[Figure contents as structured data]
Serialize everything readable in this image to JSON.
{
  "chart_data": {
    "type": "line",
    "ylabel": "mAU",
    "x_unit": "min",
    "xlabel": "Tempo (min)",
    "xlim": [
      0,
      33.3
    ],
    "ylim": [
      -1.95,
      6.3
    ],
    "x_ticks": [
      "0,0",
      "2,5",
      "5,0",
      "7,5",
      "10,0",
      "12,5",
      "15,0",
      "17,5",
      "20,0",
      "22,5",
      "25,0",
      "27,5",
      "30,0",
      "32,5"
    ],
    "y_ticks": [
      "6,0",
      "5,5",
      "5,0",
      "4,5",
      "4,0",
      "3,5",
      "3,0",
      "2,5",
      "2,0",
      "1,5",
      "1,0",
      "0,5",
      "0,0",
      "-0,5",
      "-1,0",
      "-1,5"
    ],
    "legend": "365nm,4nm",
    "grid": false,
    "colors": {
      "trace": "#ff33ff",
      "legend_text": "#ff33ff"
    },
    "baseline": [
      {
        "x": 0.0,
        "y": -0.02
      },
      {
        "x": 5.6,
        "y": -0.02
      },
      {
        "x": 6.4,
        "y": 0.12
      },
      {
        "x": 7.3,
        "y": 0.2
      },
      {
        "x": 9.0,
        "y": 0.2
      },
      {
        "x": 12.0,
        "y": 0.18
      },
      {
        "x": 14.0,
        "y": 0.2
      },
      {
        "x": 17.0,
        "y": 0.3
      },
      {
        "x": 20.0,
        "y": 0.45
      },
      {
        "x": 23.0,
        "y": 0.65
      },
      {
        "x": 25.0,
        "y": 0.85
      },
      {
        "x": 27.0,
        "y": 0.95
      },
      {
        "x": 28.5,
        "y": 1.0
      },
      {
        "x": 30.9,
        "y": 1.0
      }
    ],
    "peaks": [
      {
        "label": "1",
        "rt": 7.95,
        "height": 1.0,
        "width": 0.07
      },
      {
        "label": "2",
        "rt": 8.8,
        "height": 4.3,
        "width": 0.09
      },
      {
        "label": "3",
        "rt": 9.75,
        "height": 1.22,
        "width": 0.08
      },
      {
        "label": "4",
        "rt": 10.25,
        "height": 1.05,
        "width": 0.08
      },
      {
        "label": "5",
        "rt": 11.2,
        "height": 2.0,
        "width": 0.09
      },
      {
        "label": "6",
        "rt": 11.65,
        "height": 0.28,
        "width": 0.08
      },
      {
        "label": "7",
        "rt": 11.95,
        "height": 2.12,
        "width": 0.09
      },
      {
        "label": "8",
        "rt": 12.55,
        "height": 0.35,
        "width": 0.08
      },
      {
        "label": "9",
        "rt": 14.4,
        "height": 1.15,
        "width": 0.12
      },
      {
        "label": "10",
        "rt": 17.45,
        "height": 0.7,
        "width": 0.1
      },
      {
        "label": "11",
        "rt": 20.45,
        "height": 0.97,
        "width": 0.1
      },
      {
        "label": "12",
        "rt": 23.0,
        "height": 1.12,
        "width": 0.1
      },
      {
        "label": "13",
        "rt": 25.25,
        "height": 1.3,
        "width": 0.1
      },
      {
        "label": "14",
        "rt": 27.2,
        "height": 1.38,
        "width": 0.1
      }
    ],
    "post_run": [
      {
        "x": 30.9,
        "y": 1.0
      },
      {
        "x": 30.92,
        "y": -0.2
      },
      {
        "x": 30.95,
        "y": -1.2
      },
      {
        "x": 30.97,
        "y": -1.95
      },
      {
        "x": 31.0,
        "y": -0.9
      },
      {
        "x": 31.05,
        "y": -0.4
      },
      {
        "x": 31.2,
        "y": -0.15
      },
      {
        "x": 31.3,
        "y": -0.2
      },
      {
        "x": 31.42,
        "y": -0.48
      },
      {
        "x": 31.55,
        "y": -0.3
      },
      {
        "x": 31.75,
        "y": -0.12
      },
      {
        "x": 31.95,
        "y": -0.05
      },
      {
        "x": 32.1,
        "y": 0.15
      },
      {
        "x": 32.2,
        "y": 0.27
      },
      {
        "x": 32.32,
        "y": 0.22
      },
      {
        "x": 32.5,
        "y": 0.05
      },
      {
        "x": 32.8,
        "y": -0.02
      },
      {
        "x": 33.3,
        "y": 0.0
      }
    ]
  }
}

» To be done
Copy every record above exactly as it appears.

» Response to the exercise
Serialize everything readable in this image to JSON.
{
  "chart_data": {
    "type": "line",
    "ylabel": "mAU",
    "x_unit": "min",
    "xlabel": "Tempo (min)",
    "xlim": [
      0,
      33.3
    ],
    "ylim": [
      -1.95,
      6.3
    ],
    "x_ticks": [
      "0,0",
      "2,5",
      "5,0",
      "7,5",
      "10,0",
      "12,5",
      "15,0",
      "17,5",
      "20,0",
      "22,5",
      "25,0",
      "27,5",
      "30,0",
      "32,5"
    ],
    "y_ticks": [
      "6,0",
      "5,5",
      "5,0",
      "4,5",
      "4,0",
      "3,5",
      "3,0",
      "2,5",
      "2,0",
      "1,5",
      "1,0",
      "0,5",
      "0,0",
      "-0,5",
      "-1,0",
      "-1,5"
    ],
    "legend": "365nm,4nm",
    "grid": false,
    "colors": {
      "trace": "#ff33ff",
      "legend_text": "#ff33ff"
    },
    "baseline": [
      {
        "x": 0.0,
        "y": -0.02
      },
      {
        "x": 5.6,
        "y": -0.02
      },
      {
        "x": 6.4,
        "y": 0.12
      },
      {
        "x": 7.3,
        "y": 0.2
      },
      {
        "x": 9.0,
        "y": 0.2
      },
      {
        "x": 12.0,
        "y": 0.18
      },
      {
        "x": 14.0,
        "y": 0.2
      },
      {
        "x": 17.0,
        "y": 0.3
      },
      {
        "x": 20.0,
        "y": 0.45
      },
      {
        "x": 23.0,
        "y": 0.65
      },
      {
        "x": 25.0,
        "y": 0.85
      },
      {
        "x": 27.0,
        "y": 0.95
      },
      {
        "x": 28.5,
        "y": 1.0
      },
      {
        "x": 30.9,
        "y": 1.0
      }
    ],
    "peaks": [
      {
        "label": "1",
        "rt": 7.95,
        "height": 1.0,
        "width": 0.07
      },
      {
        "label": "2",
        "rt": 8.8,
        "height": 4.3,
        "width": 0.09
      },
      {
        "label": "3",
        "rt": 9.75,
        "height": 1.22,
        "width": 0.08
      },
      {
        "label": "4",
        "rt": 10.25,
        "height": 1.05,
        "width": 0.08
      },
      {
        "label": "5",
        "rt": 11.2,
        "height": 2.0,
        "width": 0.09
      },
      {
        "label": "6",
        "rt": 11.65,
        "height": 0.28,
        "width": 0.08
      },
      {
        "label": "7",
        "rt": 11.95,
        "height": 2.12,
        "width": 0.09
      },
      {
        "label": "8",
        "rt": 12.55,
        "height": 0.35,
        "width": 0.08
      },
      {
        "label": "9",
        "rt": 14.4,
        "height": 1.15,
        "width": 0.12
      },
      {
        "label": "10",
        "rt": 17.45,
        "height": 0.7,
        "width": 0.1
      },
      {
        "label": "11",
        "rt": 20.45,
        "height": 0.97,
        "width": 0.1
      },
      {
        "label": "12",
        "rt": 23.0,
        "height": 1.12,
        "width": 0.1
      },
      {
        "label": "13",
        "rt": 25.25,
        "height": 1.3,
        "width": 0.1
      },
      {
        "label": "14",
        "rt": 27.2,
        "height": 1.38,
        "width": 0.1
      }
    ],
    "post_run": [
      {
        "x": 30.9,
        "y": 1.0
      },
      {
        "x": 30.92,
        "y": -0.2
      },
      {
        "x": 30.95,
        "y": -1.2
      },
      {
        "x": 30.97,
        "y": -1.95
      },
      {
        "x": 31.0,
        "y": -0.9
      },
      {
        "x": 31.05,
        "y": -0.4
      },
      {
        "x": 31.2,
        "y": -0.15
      },
      {
        "x": 31.3,
        "y": -0.2
      },
      {
        "x": 31.42,
        "y": -0.48
      },
      {
        "x": 31.55,
        "y": -0.3
      },
      {
        "x": 31.75,
        "y": -0.12
      },
      {
        "x": 31.95,
        "y": -0.05
      },
      {
        "x": 32.1,
        "y": 0.15
      },
      {
        "x": 32.2,
        "y": 0.27
      },
      {
        "x": 32.32,
        "y": 0.22
      },
      {
        "x": 32.5,
        "y": 0.05
      },
      {
        "x": 32.8,
        "y": -0.02
      },
      {
        "x": 33.3,
        "y": 0.0
      }
    ]
  }
}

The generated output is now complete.